Request » Pick out all lines with the word "Daily" from the records that follow.

(Records contained in a dataset)

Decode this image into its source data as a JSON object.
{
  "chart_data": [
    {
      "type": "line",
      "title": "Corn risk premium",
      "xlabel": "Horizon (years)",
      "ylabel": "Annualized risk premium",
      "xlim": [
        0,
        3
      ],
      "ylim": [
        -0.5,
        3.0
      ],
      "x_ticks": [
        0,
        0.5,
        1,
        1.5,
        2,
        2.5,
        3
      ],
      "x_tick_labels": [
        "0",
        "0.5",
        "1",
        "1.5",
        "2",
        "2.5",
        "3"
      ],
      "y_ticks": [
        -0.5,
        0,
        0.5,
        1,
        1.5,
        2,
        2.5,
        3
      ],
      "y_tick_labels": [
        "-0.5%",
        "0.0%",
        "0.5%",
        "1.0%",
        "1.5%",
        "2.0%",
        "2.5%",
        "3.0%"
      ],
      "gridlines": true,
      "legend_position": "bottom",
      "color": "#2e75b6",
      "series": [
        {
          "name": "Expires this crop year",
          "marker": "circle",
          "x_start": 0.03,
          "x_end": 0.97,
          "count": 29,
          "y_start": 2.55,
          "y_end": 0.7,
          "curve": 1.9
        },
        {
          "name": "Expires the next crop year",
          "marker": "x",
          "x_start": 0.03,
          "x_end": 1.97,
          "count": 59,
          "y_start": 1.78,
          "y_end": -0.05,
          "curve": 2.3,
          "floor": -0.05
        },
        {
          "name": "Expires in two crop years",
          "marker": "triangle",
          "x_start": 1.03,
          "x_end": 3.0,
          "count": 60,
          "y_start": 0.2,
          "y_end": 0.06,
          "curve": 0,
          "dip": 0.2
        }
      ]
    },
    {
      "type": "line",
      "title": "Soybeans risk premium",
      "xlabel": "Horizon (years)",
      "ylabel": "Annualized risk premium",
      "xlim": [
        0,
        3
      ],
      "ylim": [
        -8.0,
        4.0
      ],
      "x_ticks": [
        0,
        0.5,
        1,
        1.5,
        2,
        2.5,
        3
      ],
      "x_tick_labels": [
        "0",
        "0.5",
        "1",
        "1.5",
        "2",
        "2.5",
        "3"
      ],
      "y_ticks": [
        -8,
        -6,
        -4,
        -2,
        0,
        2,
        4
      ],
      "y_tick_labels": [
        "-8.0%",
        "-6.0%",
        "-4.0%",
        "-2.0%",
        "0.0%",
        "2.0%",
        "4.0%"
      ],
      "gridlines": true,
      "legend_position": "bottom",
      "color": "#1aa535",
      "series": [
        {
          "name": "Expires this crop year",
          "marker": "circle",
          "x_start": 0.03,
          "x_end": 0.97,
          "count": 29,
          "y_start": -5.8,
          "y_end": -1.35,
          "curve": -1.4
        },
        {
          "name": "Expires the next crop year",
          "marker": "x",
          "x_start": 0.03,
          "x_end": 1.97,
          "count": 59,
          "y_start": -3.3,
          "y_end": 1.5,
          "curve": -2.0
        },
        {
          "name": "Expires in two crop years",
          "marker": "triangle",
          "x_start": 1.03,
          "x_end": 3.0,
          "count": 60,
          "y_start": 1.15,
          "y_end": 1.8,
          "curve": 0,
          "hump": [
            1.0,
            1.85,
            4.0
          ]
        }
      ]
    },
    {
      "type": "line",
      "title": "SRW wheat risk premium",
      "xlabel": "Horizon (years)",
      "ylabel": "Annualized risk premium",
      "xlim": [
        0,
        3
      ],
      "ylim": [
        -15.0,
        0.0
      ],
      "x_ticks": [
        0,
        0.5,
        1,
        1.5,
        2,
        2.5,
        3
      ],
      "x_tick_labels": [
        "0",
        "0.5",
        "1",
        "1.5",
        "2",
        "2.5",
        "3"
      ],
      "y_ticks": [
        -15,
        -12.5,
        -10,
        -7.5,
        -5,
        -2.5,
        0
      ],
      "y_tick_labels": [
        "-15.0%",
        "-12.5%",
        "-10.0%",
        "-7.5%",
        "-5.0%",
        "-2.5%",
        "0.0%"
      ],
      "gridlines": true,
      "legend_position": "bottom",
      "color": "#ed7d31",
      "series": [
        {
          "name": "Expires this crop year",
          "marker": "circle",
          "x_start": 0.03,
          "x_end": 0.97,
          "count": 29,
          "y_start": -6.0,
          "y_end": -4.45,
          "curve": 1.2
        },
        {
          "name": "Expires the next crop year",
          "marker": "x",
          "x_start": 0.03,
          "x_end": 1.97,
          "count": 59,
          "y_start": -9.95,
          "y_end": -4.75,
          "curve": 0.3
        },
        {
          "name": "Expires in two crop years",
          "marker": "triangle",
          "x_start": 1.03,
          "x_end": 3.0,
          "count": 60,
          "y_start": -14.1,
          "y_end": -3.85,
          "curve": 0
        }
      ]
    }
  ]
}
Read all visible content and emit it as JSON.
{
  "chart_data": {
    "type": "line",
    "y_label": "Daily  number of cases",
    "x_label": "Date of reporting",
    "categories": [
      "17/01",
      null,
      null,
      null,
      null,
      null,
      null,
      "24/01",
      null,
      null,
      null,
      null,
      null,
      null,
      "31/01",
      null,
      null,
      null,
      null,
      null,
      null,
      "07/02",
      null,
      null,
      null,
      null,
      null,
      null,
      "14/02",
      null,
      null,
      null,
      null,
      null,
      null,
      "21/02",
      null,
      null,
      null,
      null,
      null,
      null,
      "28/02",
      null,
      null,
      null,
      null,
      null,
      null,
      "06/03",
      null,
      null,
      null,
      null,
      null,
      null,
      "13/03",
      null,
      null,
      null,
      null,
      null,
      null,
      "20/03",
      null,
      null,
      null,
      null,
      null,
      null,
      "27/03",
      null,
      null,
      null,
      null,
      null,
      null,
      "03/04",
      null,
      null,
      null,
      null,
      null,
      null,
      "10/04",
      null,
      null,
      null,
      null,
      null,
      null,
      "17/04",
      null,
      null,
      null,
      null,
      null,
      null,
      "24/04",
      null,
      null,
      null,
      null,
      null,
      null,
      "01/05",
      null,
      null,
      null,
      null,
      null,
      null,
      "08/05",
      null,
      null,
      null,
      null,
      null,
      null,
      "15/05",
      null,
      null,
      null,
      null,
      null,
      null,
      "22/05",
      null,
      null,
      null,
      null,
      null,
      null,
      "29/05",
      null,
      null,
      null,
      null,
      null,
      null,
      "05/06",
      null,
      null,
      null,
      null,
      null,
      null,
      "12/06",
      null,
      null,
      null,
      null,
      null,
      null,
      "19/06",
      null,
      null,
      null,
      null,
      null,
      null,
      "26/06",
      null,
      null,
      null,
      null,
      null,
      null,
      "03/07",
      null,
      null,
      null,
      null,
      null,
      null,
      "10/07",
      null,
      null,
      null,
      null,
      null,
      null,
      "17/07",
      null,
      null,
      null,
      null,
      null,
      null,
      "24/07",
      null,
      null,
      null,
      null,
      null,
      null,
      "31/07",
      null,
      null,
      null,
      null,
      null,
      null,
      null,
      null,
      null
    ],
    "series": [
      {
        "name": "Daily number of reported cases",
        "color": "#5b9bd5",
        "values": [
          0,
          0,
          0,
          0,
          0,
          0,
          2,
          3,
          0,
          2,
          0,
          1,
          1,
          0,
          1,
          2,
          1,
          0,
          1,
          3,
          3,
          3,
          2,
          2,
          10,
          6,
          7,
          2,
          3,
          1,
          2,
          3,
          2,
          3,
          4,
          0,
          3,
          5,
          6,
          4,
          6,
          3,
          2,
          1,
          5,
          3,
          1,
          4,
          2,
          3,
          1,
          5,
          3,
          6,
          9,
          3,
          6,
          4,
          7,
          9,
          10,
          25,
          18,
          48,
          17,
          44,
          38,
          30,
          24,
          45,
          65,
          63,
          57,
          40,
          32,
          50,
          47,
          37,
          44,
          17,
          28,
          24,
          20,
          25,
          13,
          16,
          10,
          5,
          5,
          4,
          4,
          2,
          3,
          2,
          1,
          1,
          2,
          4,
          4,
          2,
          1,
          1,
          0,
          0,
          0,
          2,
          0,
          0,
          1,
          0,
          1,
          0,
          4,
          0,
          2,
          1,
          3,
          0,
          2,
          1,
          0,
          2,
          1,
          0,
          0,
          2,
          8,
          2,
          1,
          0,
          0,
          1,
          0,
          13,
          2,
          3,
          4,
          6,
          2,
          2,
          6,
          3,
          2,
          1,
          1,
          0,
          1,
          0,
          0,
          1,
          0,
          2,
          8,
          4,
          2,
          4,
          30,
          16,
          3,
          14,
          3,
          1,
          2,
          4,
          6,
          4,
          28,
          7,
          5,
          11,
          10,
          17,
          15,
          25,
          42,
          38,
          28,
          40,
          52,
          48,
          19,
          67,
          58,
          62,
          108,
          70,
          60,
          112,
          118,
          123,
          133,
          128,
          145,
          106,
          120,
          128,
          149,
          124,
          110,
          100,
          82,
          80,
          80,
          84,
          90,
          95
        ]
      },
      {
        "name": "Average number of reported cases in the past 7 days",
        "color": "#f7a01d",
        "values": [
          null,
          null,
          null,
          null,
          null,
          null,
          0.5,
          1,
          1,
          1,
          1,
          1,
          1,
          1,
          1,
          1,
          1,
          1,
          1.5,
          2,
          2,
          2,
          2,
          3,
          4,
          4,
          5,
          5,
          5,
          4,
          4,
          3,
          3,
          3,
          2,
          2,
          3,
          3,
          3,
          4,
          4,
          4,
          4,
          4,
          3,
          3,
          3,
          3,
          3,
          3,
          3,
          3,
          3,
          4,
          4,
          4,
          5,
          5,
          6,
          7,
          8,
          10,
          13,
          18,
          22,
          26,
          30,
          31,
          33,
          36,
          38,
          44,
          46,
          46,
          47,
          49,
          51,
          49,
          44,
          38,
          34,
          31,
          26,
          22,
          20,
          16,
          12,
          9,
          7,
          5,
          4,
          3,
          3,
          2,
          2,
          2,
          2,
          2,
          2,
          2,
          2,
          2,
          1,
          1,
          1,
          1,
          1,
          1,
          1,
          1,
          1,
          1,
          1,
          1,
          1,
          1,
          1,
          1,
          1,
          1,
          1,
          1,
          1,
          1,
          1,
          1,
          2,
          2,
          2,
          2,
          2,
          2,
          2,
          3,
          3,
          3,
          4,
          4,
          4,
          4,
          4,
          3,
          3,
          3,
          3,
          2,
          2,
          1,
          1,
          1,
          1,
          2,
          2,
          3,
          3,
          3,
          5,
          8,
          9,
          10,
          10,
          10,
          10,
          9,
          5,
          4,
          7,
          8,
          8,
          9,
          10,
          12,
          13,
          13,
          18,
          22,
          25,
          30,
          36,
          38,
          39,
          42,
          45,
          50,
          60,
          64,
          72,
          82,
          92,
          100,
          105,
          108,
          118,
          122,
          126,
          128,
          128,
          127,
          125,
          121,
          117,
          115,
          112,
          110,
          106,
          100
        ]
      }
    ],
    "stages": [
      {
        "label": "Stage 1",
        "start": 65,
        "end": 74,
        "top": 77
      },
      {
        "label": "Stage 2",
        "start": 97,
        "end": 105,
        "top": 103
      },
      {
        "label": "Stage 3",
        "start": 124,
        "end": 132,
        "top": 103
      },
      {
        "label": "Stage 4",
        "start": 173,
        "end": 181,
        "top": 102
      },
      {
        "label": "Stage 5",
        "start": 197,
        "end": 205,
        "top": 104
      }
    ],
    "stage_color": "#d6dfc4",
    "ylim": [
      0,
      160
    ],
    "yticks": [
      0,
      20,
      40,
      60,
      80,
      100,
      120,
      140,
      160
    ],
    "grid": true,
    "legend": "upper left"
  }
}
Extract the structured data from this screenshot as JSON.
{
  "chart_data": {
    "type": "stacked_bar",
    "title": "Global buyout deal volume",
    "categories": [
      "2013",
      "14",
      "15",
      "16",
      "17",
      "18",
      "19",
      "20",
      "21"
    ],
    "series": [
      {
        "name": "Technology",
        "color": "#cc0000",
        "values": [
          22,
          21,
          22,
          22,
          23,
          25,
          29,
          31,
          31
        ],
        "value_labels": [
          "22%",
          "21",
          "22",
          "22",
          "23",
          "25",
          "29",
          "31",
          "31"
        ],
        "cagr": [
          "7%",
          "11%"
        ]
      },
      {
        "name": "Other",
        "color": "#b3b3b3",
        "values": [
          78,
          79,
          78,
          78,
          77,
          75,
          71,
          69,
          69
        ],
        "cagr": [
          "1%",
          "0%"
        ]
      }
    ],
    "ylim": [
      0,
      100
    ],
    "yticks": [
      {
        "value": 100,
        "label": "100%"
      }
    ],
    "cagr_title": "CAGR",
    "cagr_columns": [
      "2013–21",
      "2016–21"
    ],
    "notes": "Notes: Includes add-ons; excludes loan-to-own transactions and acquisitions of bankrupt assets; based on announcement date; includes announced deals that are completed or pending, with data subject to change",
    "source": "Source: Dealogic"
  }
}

Response »
    "y_label": "Daily  number of cases",
        "name": "Daily number of reported cases",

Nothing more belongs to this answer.